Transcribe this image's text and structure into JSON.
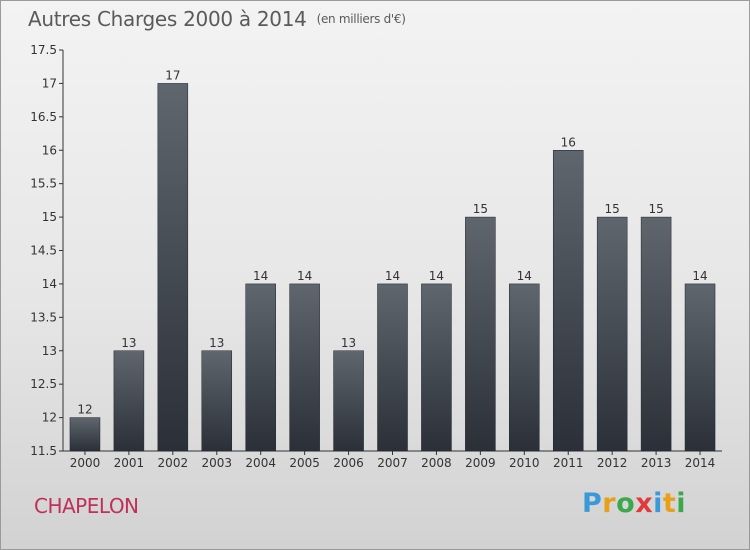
{
  "header": {
    "title": "Autres Charges 2000 à 2014",
    "unit": "(en milliers d'€)"
  },
  "footer": {
    "commune": "CHAPELON",
    "logo": [
      {
        "char": "P",
        "color": "#3a9ad9"
      },
      {
        "char": "r",
        "color": "#e8a019"
      },
      {
        "char": "o",
        "color": "#3aa94a"
      },
      {
        "char": "x",
        "color": "#e03a3a"
      },
      {
        "char": "i",
        "color": "#3a9ad9"
      },
      {
        "char": "t",
        "color": "#e8a019"
      },
      {
        "char": "i",
        "color": "#3aa94a"
      }
    ]
  },
  "chart_data": {
    "type": "bar",
    "title": "Autres Charges 2000 à 2014",
    "categories": [
      "2000",
      "2001",
      "2002",
      "2003",
      "2004",
      "2005",
      "2006",
      "2007",
      "2008",
      "2009",
      "2010",
      "2011",
      "2012",
      "2013",
      "2014"
    ],
    "values": [
      12,
      13,
      17,
      13,
      14,
      14,
      13,
      14,
      14,
      15,
      14,
      16,
      15,
      15,
      14
    ],
    "ylim": [
      11.5,
      17.5
    ],
    "yticks": [
      11.5,
      12,
      12.5,
      13,
      13.5,
      14,
      14.5,
      15,
      15.5,
      16,
      16.5,
      17,
      17.5
    ],
    "grid": false,
    "bar_color_top": "#5f666e",
    "bar_color_bottom": "#2b3038"
  }
}
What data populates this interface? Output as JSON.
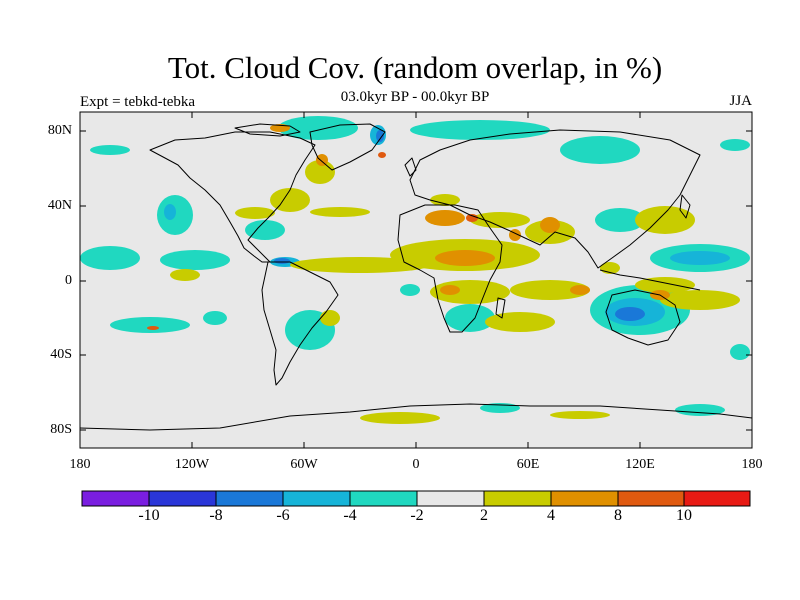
{
  "title": "Tot. Cloud Cov. (random overlap, in %)",
  "subtitle": "03.0kyr BP - 00.0kyr BP",
  "experiment": "Expt = tebkd-tebka",
  "season": "JJA",
  "lat_labels": [
    "80N",
    "40N",
    "0",
    "40S",
    "80S"
  ],
  "lon_labels": [
    "180",
    "120W",
    "60W",
    "0",
    "60E",
    "120E",
    "180"
  ],
  "colorbar": {
    "colors": [
      "#7a1ee0",
      "#2a36d8",
      "#1a78d8",
      "#16b4d8",
      "#20d8c0",
      "#e8e8e8",
      "#c8cc00",
      "#e09000",
      "#e05a10",
      "#e81a14"
    ],
    "labels": [
      "-10",
      "-8",
      "-6",
      "-4",
      "-2",
      "2",
      "4",
      "8",
      "10"
    ]
  },
  "colors": {
    "land_background": "#e8e8e8",
    "coastline": "#000000"
  }
}
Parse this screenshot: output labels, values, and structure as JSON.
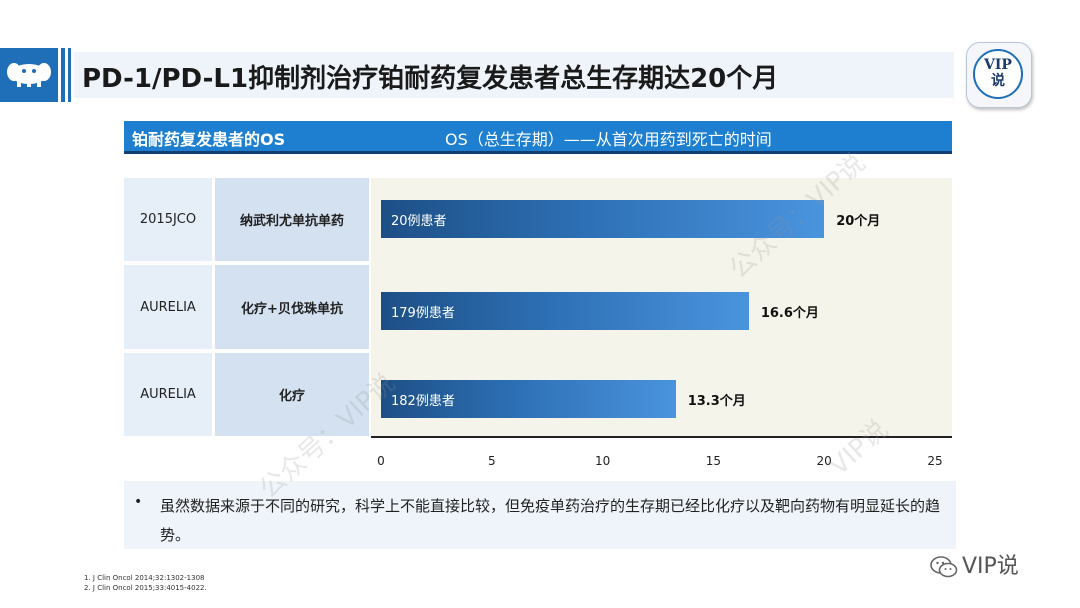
{
  "header": {
    "title": "PD-1/PD-L1抑制剂治疗铂耐药复发患者总生存期达20个月",
    "badge_line1": "VIP",
    "badge_line2": "说"
  },
  "section": {
    "title": "铂耐药复发患者的OS",
    "subtitle": "OS（总生存期）——从首次用药到死亡的时间"
  },
  "table_rows": [
    {
      "study": "2015JCO",
      "regimen": "纳武利尤单抗单药",
      "bar_label": "20例患者",
      "value_label": "20个月"
    },
    {
      "study": "AURELIA",
      "regimen": "化疗+贝伐珠单抗",
      "bar_label": "179例患者",
      "value_label": "16.6个月"
    },
    {
      "study": "AURELIA",
      "regimen": "化疗",
      "bar_label": "182例患者",
      "value_label": "13.3个月"
    }
  ],
  "chart_data": {
    "type": "bar",
    "orientation": "horizontal",
    "categories": [
      "纳武利尤单抗单药",
      "化疗+贝伐珠单抗",
      "化疗"
    ],
    "values": [
      20,
      16.6,
      13.3
    ],
    "xlim": [
      0,
      25
    ],
    "xticks": [
      "0",
      "5",
      "10",
      "15",
      "20",
      "25"
    ],
    "bar_color": "#2d6fb4"
  },
  "note": {
    "bullet": "•",
    "text": "虽然数据来源于不同的研究，科学上不能直接比较，但免疫单药治疗的生存期已经比化疗以及靶向药物有明显延长的趋势。"
  },
  "references": [
    "1. J Clin Oncol 2014;32:1302-1308",
    "2. J Clin Oncol 2015;33:4015-4022."
  ],
  "watermarks": {
    "account": "VIP说",
    "diagonal_1": "公众号：VIP说",
    "diagonal_2": "公众号：VIP说",
    "diagonal_3": "VIP说"
  },
  "colors": {
    "accent": "#1e6fb8",
    "section_bar": "#1e7fd0",
    "chart_bg": "#f5f4ea"
  }
}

# Task
Copy the listing exactly. Any image in it stays out of the copy.

# Answer to the problem
Transcribe this image's text and structure into JSON.
{
  "header": {
    "title": "Autres Charges 2000 à 2014",
    "unit": "(en milliers d'€)"
  },
  "footer": {
    "commune": "CHAPELON",
    "logo": [
      {
        "char": "P",
        "color": "#3a9ad9"
      },
      {
        "char": "r",
        "color": "#e8a019"
      },
      {
        "char": "o",
        "color": "#3aa94a"
      },
      {
        "char": "x",
        "color": "#e03a3a"
      },
      {
        "char": "i",
        "color": "#3a9ad9"
      },
      {
        "char": "t",
        "color": "#e8a019"
      },
      {
        "char": "i",
        "color": "#3aa94a"
      }
    ]
  },
  "chart_data": {
    "type": "bar",
    "title": "Autres Charges 2000 à 2014",
    "categories": [
      "2000",
      "2001",
      "2002",
      "2003",
      "2004",
      "2005",
      "2006",
      "2007",
      "2008",
      "2009",
      "2010",
      "2011",
      "2012",
      "2013",
      "2014"
    ],
    "values": [
      12,
      13,
      17,
      13,
      14,
      14,
      13,
      14,
      14,
      15,
      14,
      16,
      15,
      15,
      14
    ],
    "ylim": [
      11.5,
      17.5
    ],
    "yticks": [
      11.5,
      12,
      12.5,
      13,
      13.5,
      14,
      14.5,
      15,
      15.5,
      16,
      16.5,
      17,
      17.5
    ],
    "grid": false,
    "bar_color_top": "#5f666e",
    "bar_color_bottom": "#2b3038"
  }
}
What data populates this interface? Output as JSON.
{
  "title": "Tot. Cloud Cov. (random overlap, in %)",
  "subtitle": "03.0kyr BP - 00.0kyr BP",
  "experiment": "Expt = tebkd-tebka",
  "season": "JJA",
  "lat_labels": [
    "80N",
    "40N",
    "0",
    "40S",
    "80S"
  ],
  "lon_labels": [
    "180",
    "120W",
    "60W",
    "0",
    "60E",
    "120E",
    "180"
  ],
  "colorbar": {
    "colors": [
      "#7a1ee0",
      "#2a36d8",
      "#1a78d8",
      "#16b4d8",
      "#20d8c0",
      "#e8e8e8",
      "#c8cc00",
      "#e09000",
      "#e05a10",
      "#e81a14"
    ],
    "labels": [
      "-10",
      "-8",
      "-6",
      "-4",
      "-2",
      "2",
      "4",
      "8",
      "10"
    ]
  },
  "colors": {
    "land_background": "#e8e8e8",
    "coastline": "#000000"
  }
}
Parse this screenshot: output labels, values, and structure as JSON.
{
  "header": {
    "title": "PD-1/PD-L1抑制剂治疗铂耐药复发患者总生存期达20个月",
    "badge_line1": "VIP",
    "badge_line2": "说"
  },
  "section": {
    "title": "铂耐药复发患者的OS",
    "subtitle": "OS（总生存期）——从首次用药到死亡的时间"
  },
  "table_rows": [
    {
      "study": "2015JCO",
      "regimen": "纳武利尤单抗单药",
      "bar_label": "20例患者",
      "value_label": "20个月"
    },
    {
      "study": "AURELIA",
      "regimen": "化疗+贝伐珠单抗",
      "bar_label": "179例患者",
      "value_label": "16.6个月"
    },
    {
      "study": "AURELIA",
      "regimen": "化疗",
      "bar_label": "182例患者",
      "value_label": "13.3个月"
    }
  ],
  "chart_data": {
    "type": "bar",
    "orientation": "horizontal",
    "categories": [
      "纳武利尤单抗单药",
      "化疗+贝伐珠单抗",
      "化疗"
    ],
    "values": [
      20,
      16.6,
      13.3
    ],
    "xlim": [
      0,
      25
    ],
    "xticks": [
      "0",
      "5",
      "10",
      "15",
      "20",
      "25"
    ],
    "bar_color": "#2d6fb4"
  },
  "note": {
    "bullet": "•",
    "text": "虽然数据来源于不同的研究，科学上不能直接比较，但免疫单药治疗的生存期已经比化疗以及靶向药物有明显延长的趋势。"
  },
  "references": [
    "1. J Clin Oncol 2014;32:1302-1308",
    "2. J Clin Oncol 2015;33:4015-4022."
  ],
  "watermarks": {
    "account": "VIP说",
    "diagonal_1": "公众号：VIP说",
    "diagonal_2": "公众号：VIP说",
    "diagonal_3": "VIP说"
  },
  "colors": {
    "accent": "#1e6fb8",
    "section_bar": "#1e7fd0",
    "chart_bg": "#f5f4ea"
  }
}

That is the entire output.